What you need to do: Output a single figure: the number of lines in which the word "Kematian" appears.

Saved data entries:

# # # #

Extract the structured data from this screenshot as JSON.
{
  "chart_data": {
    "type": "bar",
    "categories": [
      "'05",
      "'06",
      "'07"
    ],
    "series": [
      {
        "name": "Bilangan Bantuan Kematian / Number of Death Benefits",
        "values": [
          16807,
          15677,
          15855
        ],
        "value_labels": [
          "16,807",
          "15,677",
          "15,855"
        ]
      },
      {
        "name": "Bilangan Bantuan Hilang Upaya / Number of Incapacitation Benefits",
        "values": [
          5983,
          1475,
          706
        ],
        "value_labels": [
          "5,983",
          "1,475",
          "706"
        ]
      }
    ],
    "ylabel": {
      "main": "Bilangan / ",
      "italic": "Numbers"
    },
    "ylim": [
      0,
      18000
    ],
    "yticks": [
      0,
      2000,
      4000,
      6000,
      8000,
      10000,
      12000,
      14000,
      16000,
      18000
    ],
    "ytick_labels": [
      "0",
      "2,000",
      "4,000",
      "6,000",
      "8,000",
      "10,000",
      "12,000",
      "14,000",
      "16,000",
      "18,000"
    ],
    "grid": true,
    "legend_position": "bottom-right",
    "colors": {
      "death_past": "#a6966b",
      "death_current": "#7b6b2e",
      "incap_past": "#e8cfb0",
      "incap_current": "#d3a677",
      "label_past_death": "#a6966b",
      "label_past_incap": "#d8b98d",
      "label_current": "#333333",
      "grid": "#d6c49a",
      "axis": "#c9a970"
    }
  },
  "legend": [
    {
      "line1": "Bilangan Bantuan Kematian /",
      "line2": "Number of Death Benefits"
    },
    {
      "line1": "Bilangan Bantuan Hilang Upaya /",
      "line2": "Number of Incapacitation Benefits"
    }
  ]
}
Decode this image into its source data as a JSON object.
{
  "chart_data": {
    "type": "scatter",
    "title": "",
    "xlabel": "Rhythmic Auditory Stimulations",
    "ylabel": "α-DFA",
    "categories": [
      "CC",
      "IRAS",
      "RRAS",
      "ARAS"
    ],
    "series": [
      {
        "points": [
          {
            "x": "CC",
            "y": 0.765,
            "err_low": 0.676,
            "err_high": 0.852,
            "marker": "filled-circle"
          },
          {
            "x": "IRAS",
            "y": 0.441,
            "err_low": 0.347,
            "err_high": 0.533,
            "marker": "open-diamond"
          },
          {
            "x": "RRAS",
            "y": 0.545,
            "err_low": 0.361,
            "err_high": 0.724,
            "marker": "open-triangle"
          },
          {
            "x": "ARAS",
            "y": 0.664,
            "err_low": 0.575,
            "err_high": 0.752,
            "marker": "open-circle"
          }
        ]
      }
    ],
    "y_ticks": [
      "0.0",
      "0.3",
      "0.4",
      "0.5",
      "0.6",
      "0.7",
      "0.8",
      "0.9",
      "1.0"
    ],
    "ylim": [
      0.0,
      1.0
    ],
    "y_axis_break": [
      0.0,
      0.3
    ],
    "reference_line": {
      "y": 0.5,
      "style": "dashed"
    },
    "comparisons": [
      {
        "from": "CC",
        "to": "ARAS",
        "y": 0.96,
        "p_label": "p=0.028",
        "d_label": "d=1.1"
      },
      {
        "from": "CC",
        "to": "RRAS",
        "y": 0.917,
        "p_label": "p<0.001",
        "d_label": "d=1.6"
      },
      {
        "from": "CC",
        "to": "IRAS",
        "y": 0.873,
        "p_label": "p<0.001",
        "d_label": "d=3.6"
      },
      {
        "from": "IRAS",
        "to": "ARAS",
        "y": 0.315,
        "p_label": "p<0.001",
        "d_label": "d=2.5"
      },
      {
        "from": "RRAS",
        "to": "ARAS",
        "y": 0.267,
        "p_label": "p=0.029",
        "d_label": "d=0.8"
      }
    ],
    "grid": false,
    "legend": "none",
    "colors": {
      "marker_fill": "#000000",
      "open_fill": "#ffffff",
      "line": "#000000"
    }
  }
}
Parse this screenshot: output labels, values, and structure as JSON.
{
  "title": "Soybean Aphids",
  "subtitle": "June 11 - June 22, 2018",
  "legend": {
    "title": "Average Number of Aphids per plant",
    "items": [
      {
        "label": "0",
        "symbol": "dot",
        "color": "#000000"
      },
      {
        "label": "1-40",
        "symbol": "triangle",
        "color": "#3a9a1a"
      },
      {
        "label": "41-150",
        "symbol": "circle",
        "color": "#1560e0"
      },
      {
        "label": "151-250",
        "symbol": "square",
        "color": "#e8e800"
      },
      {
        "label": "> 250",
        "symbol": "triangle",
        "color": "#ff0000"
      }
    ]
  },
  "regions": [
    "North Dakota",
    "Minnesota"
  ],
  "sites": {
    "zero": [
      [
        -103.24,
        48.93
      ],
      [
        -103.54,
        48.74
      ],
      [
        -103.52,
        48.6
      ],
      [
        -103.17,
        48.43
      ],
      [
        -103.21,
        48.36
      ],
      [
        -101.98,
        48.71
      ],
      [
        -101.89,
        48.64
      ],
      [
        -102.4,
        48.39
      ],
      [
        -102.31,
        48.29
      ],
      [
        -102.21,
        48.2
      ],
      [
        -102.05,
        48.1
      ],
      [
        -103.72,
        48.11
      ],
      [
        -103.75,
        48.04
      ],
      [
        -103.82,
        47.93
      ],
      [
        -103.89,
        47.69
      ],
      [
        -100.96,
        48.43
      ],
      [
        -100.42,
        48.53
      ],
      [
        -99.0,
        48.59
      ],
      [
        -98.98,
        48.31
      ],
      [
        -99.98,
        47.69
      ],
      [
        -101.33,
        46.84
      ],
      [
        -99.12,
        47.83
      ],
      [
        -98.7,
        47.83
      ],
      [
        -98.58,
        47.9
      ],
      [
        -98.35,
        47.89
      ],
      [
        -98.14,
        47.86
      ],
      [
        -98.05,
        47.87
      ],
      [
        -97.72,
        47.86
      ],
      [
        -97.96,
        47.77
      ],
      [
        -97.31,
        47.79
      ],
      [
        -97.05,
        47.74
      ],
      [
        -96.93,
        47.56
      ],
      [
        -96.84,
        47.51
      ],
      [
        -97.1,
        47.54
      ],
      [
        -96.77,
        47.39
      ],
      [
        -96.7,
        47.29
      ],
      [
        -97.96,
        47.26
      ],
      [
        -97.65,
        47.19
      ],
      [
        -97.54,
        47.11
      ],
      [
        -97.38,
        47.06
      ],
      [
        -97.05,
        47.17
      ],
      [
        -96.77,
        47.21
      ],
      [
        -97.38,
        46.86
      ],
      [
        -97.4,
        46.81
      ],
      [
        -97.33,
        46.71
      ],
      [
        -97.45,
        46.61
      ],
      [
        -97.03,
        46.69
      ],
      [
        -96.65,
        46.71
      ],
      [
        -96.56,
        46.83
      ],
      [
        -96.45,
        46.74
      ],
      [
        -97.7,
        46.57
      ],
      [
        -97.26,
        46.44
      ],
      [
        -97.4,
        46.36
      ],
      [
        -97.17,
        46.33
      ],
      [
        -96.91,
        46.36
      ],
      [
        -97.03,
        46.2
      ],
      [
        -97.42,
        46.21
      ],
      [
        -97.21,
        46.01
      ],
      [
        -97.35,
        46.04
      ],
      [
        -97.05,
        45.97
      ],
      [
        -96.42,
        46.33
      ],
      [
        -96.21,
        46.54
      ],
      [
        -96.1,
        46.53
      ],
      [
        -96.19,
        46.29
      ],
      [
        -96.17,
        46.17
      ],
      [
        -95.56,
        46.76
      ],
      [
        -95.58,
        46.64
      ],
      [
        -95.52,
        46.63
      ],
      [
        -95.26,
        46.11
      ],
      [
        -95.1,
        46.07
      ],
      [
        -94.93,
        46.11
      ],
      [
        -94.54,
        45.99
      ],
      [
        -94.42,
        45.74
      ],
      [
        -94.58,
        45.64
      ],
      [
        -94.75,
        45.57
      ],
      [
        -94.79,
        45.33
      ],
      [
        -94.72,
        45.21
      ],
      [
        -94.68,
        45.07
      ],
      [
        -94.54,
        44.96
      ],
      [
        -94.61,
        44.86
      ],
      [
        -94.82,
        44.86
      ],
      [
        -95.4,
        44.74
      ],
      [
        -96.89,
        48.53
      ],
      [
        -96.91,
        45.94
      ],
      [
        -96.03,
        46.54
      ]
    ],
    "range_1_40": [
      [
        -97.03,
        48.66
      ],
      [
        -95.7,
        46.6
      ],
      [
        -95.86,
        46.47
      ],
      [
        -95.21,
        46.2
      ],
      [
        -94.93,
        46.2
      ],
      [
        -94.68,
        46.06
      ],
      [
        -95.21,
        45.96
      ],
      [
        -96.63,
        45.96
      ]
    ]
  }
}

# # # #

Correct response: 2